## [WHAT IS NEEDED]
From the entries that follow, pick out all lines holding "sources".

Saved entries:
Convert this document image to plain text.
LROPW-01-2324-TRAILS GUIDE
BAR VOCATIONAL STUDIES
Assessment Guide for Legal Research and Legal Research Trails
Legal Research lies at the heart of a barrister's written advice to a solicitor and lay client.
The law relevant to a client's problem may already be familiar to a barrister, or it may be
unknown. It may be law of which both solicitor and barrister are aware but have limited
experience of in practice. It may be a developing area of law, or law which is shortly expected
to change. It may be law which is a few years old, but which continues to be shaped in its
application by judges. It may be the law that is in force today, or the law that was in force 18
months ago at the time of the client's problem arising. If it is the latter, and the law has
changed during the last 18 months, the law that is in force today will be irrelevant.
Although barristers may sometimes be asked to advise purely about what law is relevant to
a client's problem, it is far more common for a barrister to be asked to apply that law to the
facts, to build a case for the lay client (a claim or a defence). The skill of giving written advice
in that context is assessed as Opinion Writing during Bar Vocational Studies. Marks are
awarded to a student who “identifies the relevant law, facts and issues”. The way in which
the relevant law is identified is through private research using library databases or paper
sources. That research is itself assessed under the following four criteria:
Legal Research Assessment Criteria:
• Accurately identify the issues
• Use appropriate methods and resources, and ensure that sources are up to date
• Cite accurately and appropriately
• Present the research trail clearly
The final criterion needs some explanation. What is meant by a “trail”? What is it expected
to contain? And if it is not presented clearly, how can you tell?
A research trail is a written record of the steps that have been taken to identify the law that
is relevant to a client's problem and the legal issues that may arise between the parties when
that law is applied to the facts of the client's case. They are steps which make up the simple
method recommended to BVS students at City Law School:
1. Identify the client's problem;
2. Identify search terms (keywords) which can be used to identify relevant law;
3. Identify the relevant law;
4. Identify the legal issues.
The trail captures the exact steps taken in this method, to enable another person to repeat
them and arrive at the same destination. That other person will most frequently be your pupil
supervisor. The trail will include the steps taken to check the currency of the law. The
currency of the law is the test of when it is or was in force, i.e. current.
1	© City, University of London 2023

## [FULL ANSWER]
sources. That research is itself assessed under the following four criteria:
• Use appropriate methods and resources, and ensure that sources are up to date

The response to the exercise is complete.